In the material below, find every line with "high" and pull it out.

_Information shown_.
>>>>

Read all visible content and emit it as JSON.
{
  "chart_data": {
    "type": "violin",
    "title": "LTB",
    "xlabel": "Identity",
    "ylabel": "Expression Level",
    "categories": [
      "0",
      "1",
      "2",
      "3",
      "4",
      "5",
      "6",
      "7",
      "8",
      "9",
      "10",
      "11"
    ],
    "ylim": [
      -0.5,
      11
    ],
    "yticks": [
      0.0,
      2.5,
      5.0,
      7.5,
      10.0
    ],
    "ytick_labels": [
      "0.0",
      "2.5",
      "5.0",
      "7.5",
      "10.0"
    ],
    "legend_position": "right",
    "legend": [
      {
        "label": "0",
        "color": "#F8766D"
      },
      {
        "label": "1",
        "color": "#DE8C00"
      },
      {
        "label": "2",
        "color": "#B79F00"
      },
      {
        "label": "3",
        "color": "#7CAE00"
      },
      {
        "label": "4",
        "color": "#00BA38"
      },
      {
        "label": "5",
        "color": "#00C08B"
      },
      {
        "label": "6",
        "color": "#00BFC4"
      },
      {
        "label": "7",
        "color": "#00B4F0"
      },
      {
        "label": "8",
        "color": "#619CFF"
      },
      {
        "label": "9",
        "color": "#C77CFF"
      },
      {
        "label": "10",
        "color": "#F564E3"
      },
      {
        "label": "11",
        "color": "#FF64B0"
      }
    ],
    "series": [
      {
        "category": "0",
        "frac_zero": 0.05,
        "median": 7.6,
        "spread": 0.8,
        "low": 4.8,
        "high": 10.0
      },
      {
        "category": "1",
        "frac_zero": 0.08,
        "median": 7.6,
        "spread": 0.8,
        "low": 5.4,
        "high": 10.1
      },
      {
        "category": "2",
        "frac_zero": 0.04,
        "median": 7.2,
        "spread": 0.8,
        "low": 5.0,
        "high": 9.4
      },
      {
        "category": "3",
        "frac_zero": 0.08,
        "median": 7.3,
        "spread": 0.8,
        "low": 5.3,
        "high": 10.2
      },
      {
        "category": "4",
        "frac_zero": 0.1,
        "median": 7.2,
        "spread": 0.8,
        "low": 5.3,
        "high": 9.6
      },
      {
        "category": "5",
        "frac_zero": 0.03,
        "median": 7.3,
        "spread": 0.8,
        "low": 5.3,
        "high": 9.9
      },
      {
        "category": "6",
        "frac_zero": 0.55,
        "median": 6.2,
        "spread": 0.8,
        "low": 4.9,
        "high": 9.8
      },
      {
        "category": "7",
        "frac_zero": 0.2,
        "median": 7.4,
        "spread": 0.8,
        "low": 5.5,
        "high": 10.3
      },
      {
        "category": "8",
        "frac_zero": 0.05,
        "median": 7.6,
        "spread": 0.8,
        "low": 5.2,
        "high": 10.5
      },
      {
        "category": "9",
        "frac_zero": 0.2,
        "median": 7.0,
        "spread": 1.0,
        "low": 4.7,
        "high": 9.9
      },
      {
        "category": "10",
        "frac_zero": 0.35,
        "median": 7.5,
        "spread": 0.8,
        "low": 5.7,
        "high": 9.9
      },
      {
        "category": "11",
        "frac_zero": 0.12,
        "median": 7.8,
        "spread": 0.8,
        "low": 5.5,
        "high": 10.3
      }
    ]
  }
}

<<<<

_Full answer_.
        "high": 10.0
        "high": 10.1
        "high": 9.4
        "high": 10.2
        "high": 9.6
        "high": 9.9
        "high": 9.8
        "high": 10.3
        "high": 10.5
        "high": 9.9
        "high": 9.9
        "high": 10.3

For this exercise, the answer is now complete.